* JOB
Work through the following lines and count those that hold the word "holatini". Reply with that number only.

(Saved entries)
◇ ◇ ◇ ◇

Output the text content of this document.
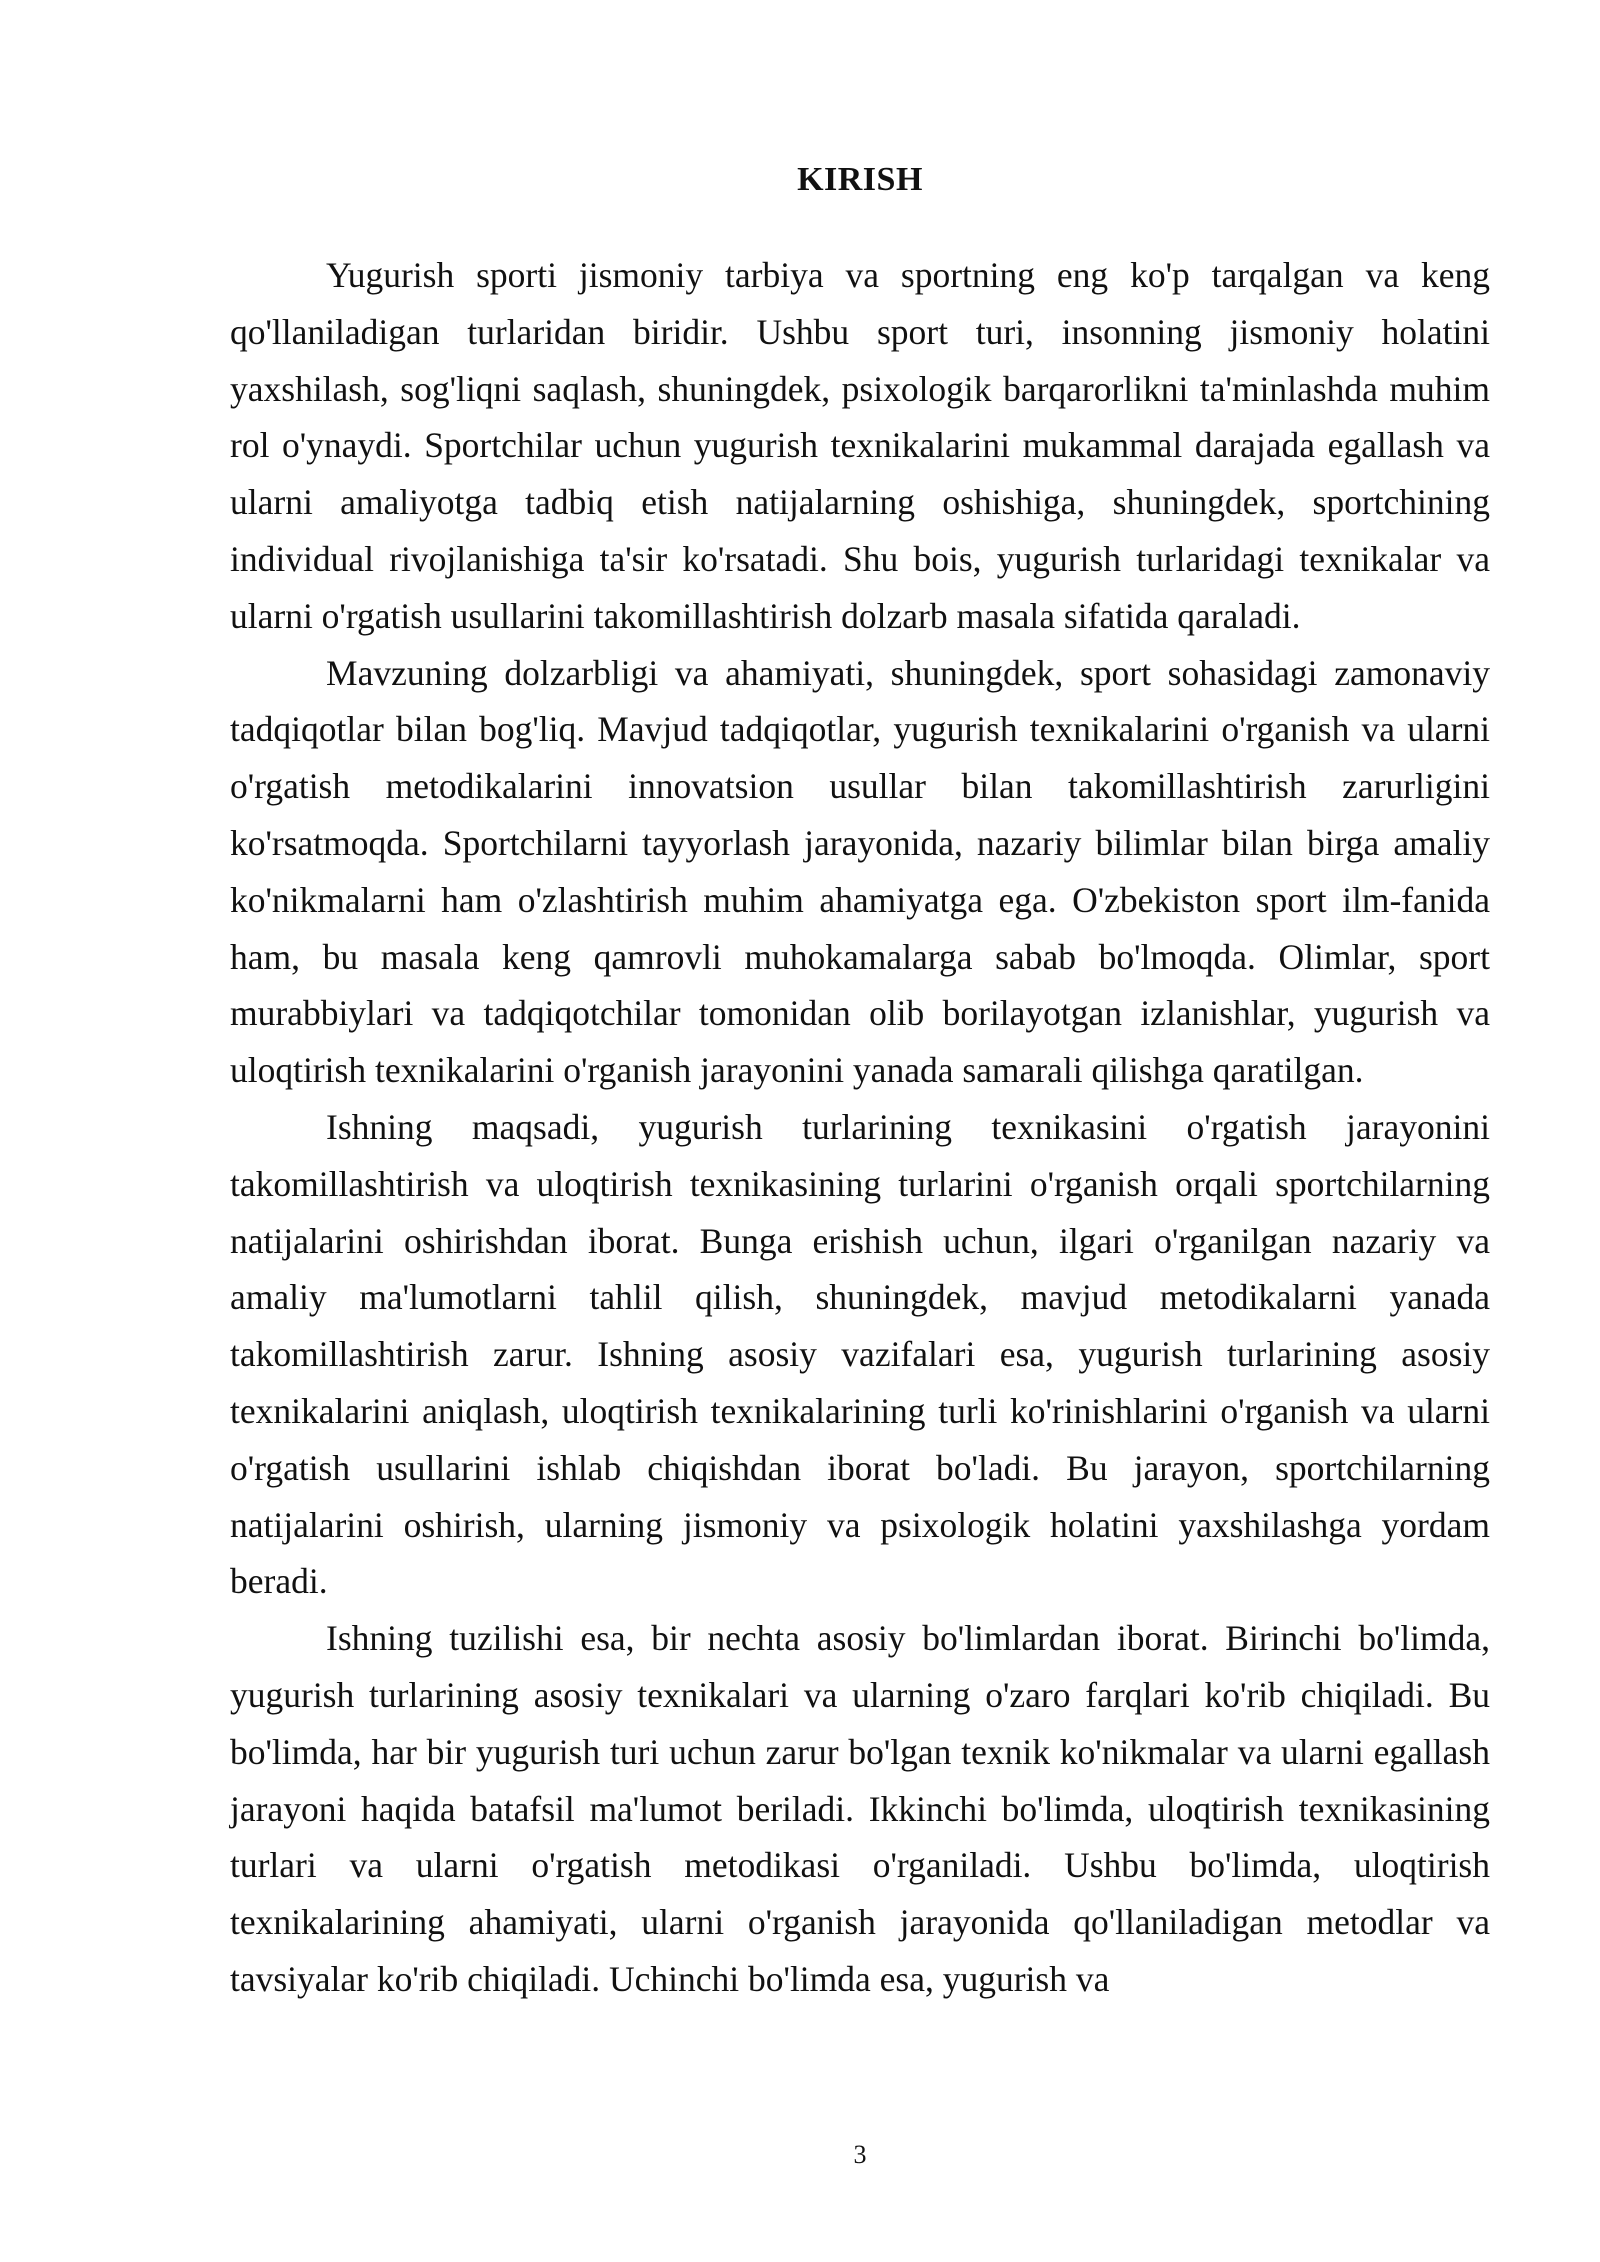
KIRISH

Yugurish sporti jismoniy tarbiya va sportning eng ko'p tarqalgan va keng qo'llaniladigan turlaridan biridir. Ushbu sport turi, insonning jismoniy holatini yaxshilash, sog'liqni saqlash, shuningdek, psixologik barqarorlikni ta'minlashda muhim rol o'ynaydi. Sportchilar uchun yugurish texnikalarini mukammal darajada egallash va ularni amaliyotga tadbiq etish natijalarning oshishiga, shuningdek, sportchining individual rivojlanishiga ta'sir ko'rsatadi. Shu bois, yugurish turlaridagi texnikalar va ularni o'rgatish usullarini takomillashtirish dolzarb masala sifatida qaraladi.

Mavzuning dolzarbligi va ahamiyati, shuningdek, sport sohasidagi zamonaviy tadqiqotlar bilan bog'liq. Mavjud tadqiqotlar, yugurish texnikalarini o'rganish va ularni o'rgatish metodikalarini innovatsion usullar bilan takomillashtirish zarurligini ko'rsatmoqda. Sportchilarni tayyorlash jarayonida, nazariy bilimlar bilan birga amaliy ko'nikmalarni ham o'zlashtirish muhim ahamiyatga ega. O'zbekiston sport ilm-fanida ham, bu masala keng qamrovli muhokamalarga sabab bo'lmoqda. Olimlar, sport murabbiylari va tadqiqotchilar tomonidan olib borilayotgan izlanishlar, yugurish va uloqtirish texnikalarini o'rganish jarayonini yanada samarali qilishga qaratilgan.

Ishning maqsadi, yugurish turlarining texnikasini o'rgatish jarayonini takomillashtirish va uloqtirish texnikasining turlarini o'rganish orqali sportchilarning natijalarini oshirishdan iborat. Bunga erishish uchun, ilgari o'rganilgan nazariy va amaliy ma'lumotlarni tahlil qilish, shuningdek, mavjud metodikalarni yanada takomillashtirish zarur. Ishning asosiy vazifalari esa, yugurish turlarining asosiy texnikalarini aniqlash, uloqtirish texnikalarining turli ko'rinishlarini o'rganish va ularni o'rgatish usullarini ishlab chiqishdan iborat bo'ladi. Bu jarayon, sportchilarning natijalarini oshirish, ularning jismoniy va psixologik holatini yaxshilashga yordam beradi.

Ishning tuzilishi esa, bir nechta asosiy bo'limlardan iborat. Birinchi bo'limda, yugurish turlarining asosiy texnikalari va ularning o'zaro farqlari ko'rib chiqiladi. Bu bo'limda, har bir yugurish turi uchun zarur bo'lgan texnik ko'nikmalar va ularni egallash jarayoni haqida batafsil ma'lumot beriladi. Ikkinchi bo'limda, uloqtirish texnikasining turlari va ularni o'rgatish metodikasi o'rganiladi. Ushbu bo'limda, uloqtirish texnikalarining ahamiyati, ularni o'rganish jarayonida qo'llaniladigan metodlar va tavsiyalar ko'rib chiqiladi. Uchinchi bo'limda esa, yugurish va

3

◇ ◇ ◇ ◇

* ANSWER BELOW
2